● **Task statement**: Show, in full, each line of the data that contains "使人想起".

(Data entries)

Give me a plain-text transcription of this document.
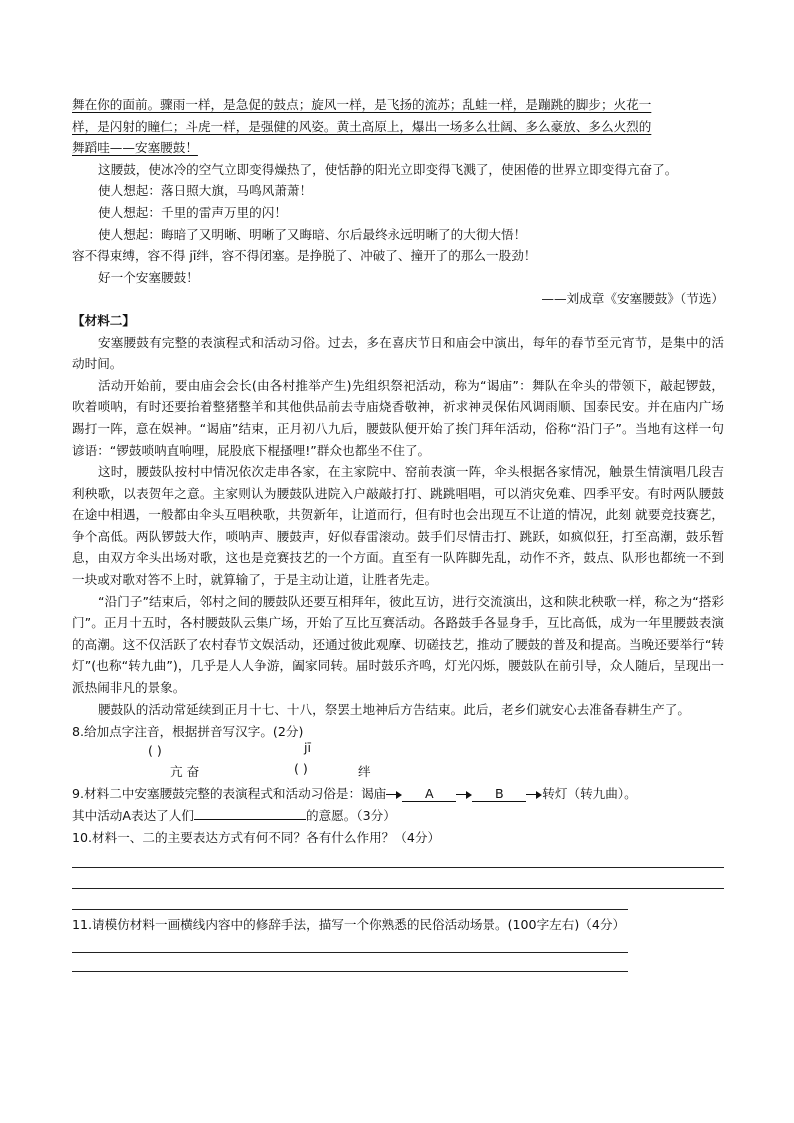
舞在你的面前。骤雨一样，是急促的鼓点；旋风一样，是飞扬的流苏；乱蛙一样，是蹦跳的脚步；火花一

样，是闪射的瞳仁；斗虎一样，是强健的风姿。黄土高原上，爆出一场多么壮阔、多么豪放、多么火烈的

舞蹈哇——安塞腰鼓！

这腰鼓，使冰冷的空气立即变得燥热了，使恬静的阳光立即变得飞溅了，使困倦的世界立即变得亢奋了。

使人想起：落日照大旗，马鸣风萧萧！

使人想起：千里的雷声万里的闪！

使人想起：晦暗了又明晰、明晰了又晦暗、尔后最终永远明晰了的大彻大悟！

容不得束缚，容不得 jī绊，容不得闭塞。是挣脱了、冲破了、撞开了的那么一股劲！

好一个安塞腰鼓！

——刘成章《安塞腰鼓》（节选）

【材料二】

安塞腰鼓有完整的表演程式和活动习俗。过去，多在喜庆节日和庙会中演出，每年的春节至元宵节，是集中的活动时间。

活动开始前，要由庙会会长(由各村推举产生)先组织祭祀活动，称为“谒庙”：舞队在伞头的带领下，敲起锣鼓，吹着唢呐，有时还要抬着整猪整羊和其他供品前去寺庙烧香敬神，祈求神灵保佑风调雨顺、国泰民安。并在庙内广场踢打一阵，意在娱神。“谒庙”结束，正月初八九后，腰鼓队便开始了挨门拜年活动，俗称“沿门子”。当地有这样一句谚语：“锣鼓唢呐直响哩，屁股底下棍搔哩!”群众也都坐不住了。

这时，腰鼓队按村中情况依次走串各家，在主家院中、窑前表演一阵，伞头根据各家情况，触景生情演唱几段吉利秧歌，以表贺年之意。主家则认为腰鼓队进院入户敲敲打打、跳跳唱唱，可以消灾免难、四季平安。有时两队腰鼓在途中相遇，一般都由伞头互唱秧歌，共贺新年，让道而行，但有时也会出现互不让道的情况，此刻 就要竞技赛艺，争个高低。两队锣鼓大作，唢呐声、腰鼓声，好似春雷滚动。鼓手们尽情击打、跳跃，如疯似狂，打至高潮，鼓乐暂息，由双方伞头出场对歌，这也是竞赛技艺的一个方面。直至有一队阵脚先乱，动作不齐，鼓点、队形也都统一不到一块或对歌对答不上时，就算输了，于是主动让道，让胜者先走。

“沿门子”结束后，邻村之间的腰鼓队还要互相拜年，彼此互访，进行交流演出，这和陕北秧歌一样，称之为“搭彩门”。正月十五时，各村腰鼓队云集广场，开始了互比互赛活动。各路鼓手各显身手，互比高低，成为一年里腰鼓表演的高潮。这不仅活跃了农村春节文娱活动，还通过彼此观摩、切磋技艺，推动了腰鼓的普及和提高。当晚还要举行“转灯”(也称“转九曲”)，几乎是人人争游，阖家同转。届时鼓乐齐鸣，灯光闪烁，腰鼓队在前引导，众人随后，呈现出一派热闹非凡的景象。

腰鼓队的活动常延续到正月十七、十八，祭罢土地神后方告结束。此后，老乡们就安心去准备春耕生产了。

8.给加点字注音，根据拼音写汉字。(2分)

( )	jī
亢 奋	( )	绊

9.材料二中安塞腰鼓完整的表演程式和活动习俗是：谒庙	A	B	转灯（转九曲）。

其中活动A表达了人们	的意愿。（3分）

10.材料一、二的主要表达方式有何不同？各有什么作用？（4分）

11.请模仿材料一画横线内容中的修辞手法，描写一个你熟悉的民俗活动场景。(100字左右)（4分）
* * *
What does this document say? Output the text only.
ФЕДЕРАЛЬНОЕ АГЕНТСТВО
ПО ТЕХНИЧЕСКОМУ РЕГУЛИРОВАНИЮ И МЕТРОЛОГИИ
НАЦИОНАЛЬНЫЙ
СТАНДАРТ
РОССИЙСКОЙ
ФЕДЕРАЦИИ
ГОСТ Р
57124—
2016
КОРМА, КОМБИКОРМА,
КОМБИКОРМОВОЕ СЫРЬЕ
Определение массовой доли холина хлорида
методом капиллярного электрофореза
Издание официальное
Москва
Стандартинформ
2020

● **Answer**:
使人想起：落日照大旗，马鸣风萧萧！
使人想起：千里的雷声万里的闪！
使人想起：晦暗了又明晰、明晰了又晦暗、尔后最终永远明晰了的大彻大悟！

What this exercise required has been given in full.